Start
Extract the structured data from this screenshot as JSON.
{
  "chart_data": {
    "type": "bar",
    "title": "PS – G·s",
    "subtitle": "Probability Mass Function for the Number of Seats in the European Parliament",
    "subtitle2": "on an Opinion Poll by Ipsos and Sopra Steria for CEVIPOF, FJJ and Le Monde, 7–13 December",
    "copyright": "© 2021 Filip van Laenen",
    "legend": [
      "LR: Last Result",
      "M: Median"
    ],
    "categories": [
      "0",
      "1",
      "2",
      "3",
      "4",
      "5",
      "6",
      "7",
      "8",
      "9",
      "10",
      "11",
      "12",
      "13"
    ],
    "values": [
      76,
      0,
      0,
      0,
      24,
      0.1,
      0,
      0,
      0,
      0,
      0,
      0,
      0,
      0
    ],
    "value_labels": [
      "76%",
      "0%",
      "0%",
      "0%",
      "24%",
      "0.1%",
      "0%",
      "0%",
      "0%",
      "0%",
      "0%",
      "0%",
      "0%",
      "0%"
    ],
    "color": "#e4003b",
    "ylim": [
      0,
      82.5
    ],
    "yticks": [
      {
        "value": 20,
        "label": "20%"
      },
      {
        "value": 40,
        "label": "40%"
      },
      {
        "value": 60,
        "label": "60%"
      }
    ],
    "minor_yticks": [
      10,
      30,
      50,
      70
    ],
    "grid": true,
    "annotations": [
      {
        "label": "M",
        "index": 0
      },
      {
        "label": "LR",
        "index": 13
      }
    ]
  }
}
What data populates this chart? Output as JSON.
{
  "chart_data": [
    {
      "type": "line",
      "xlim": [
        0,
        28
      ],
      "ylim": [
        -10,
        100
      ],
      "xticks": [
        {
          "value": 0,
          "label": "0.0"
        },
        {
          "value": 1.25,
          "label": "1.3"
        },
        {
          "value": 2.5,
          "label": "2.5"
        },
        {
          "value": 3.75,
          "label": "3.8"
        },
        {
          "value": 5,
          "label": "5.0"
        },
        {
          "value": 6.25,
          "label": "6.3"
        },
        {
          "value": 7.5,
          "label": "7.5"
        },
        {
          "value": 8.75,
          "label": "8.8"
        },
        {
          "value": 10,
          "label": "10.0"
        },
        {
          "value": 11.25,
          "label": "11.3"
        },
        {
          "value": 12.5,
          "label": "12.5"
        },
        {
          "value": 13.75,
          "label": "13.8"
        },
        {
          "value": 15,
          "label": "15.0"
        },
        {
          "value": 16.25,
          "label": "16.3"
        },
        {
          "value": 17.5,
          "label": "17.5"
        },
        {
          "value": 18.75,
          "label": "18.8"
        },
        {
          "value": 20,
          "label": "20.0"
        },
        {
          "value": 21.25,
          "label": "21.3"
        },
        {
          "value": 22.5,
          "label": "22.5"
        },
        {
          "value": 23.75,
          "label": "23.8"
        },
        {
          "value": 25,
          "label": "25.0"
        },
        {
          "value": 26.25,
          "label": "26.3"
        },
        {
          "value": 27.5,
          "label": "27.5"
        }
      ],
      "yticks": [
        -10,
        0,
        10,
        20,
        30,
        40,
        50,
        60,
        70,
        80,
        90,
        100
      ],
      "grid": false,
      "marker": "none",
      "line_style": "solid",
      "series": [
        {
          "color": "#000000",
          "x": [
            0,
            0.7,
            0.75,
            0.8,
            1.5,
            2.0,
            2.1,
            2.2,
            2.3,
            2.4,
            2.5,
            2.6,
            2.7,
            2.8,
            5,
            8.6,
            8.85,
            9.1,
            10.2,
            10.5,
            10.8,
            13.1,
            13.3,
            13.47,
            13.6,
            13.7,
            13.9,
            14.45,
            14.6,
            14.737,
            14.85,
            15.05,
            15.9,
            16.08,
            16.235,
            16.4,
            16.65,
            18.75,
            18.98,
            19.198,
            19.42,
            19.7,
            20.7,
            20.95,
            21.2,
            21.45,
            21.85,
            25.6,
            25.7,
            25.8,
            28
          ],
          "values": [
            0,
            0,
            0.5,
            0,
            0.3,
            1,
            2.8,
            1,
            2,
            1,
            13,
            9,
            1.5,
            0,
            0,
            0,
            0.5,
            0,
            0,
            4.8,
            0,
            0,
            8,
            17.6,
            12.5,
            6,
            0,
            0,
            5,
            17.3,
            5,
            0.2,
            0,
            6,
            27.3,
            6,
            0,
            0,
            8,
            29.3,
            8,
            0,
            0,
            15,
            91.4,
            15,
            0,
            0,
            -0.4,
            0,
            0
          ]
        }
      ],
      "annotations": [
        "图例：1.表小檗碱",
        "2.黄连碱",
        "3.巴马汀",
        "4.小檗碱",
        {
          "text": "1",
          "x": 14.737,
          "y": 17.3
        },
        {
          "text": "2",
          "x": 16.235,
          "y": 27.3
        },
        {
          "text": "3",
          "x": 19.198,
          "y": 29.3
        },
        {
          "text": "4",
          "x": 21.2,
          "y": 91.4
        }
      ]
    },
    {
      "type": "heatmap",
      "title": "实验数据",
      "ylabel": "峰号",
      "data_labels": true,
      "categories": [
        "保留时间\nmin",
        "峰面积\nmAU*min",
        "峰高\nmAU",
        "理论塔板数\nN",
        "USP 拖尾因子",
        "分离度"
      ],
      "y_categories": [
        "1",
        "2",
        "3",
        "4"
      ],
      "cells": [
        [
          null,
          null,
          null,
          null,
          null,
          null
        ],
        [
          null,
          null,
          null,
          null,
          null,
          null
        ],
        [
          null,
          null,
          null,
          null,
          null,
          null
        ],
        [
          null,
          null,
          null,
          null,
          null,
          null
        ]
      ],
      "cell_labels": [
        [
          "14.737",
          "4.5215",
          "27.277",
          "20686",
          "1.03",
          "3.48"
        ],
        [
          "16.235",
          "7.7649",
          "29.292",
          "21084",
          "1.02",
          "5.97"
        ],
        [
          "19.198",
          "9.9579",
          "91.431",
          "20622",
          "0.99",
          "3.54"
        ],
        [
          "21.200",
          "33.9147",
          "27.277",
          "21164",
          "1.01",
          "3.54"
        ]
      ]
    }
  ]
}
End
__WHAT THE EXERCISE ASKS__. Print every record above exactly as written.

__REPLY TO THE TASK__.
Extract the structured data from this screenshot as JSON.
{
  "chart_data": {
    "type": "bar",
    "title": "PS – G·s",
    "subtitle": "Probability Mass Function for the Number of Seats in the European Parliament",
    "subtitle2": "on an Opinion Poll by Ipsos and Sopra Steria for CEVIPOF, FJJ and Le Monde, 7–13 December",
    "copyright": "© 2021 Filip van Laenen",
    "legend": [
      "LR: Last Result",
      "M: Median"
    ],
    "categories": [
      "0",
      "1",
      "2",
      "3",
      "4",
      "5",
      "6",
      "7",
      "8",
      "9",
      "10",
      "11",
      "12",
      "13"
    ],
    "values": [
      76,
      0,
      0,
      0,
      24,
      0.1,
      0,
      0,
      0,
      0,
      0,
      0,
      0,
      0
    ],
    "value_labels": [
      "76%",
      "0%",
      "0%",
      "0%",
      "24%",
      "0.1%",
      "0%",
      "0%",
      "0%",
      "0%",
      "0%",
      "0%",
      "0%",
      "0%"
    ],
    "color": "#e4003b",
    "ylim": [
      0,
      82.5
    ],
    "yticks": [
      {
        "value": 20,
        "label": "20%"
      },
      {
        "value": 40,
        "label": "40%"
      },
      {
        "value": 60,
        "label": "60%"
      }
    ],
    "minor_yticks": [
      10,
      30,
      50,
      70
    ],
    "grid": true,
    "annotations": [
      {
        "label": "M",
        "index": 0
      },
      {
        "label": "LR",
        "index": 13
      }
    ]
  }
}
What data populates this chart? Output as JSON.
{
  "chart_data": [
    {
      "type": "line",
      "xlim": [
        0,
        28
      ],
      "ylim": [
        -10,
        100
      ],
      "xticks": [
        {
          "value": 0,
          "label": "0.0"
        },
        {
          "value": 1.25,
          "label": "1.3"
        },
        {
          "value": 2.5,
          "label": "2.5"
        },
        {
          "value": 3.75,
          "label": "3.8"
        },
        {
          "value": 5,
          "label": "5.0"
        },
        {
          "value": 6.25,
          "label": "6.3"
        },
        {
          "value": 7.5,
          "label": "7.5"
        },
        {
          "value": 8.75,
          "label": "8.8"
        },
        {
          "value": 10,
          "label": "10.0"
        },
        {
          "value": 11.25,
          "label": "11.3"
        },
        {
          "value": 12.5,
          "label": "12.5"
        },
        {
          "value": 13.75,
          "label": "13.8"
        },
        {
          "value": 15,
          "label": "15.0"
        },
        {
          "value": 16.25,
          "label": "16.3"
        },
        {
          "value": 17.5,
          "label": "17.5"
        },
        {
          "value": 18.75,
          "label": "18.8"
        },
        {
          "value": 20,
          "label": "20.0"
        },
        {
          "value": 21.25,
          "label": "21.3"
        },
        {
          "value": 22.5,
          "label": "22.5"
        },
        {
          "value": 23.75,
          "label": "23.8"
        },
        {
          "value": 25,
          "label": "25.0"
        },
        {
          "value": 26.25,
          "label": "26.3"
        },
        {
          "value": 27.5,
          "label": "27.5"
        }
      ],
      "yticks": [
        -10,
        0,
        10,
        20,
        30,
        40,
        50,
        60,
        70,
        80,
        90,
        100
      ],
      "grid": false,
      "marker": "none",
      "line_style": "solid",
      "series": [
        {
          "color": "#000000",
          "x": [
            0,
            0.7,
            0.75,
            0.8,
            1.5,
            2.0,
            2.1,
            2.2,
            2.3,
            2.4,
            2.5,
            2.6,
            2.7,
            2.8,
            5,
            8.6,
            8.85,
            9.1,
            10.2,
            10.5,
            10.8,
            13.1,
            13.3,
            13.47,
            13.6,
            13.7,
            13.9,
            14.45,
            14.6,
            14.737,
            14.85,
            15.05,
            15.9,
            16.08,
            16.235,
            16.4,
            16.65,
            18.75,
            18.98,
            19.198,
            19.42,
            19.7,
            20.7,
            20.95,
            21.2,
            21.45,
            21.85,
            25.6,
            25.7,
            25.8,
            28
          ],
          "values": [
            0,
            0,
            0.5,
            0,
            0.3,
            1,
            2.8,
            1,
            2,
            1,
            13,
            9,
            1.5,
            0,
            0,
            0,
            0.5,
            0,
            0,
            4.8,
            0,
            0,
            8,
            17.6,
            12.5,
            6,
            0,
            0,
            5,
            17.3,
            5,
            0.2,
            0,
            6,
            27.3,
            6,
            0,
            0,
            8,
            29.3,
            8,
            0,
            0,
            15,
            91.4,
            15,
            0,
            0,
            -0.4,
            0,
            0
          ]
        }
      ],
      "annotations": [
        "图例：1.表小檗碱",
        "2.黄连碱",
        "3.巴马汀",
        "4.小檗碱",
        {
          "text": "1",
          "x": 14.737,
          "y": 17.3
        },
        {
          "text": "2",
          "x": 16.235,
          "y": 27.3
        },
        {
          "text": "3",
          "x": 19.198,
          "y": 29.3
        },
        {
          "text": "4",
          "x": 21.2,
          "y": 91.4
        }
      ]
    },
    {
      "type": "heatmap",
      "title": "实验数据",
      "ylabel": "峰号",
      "data_labels": true,
      "categories": [
        "保留时间\nmin",
        "峰面积\nmAU*min",
        "峰高\nmAU",
        "理论塔板数\nN",
        "USP 拖尾因子",
        "分离度"
      ],
      "y_categories": [
        "1",
        "2",
        "3",
        "4"
      ],
      "cells": [
        [
          null,
          null,
          null,
          null,
          null,
          null
        ],
        [
          null,
          null,
          null,
          null,
          null,
          null
        ],
        [
          null,
          null,
          null,
          null,
          null,
          null
        ],
        [
          null,
          null,
          null,
          null,
          null,
          null
        ]
      ],
      "cell_labels": [
        [
          "14.737",
          "4.5215",
          "27.277",
          "20686",
          "1.03",
          "3.48"
        ],
        [
          "16.235",
          "7.7649",
          "29.292",
          "21084",
          "1.02",
          "5.97"
        ],
        [
          "19.198",
          "9.9579",
          "91.431",
          "20622",
          "0.99",
          "3.54"
        ],
        [
          "21.200",
          "33.9147",
          "27.277",
          "21164",
          "1.01",
          "3.54"
        ]
      ]
    }
  ]
}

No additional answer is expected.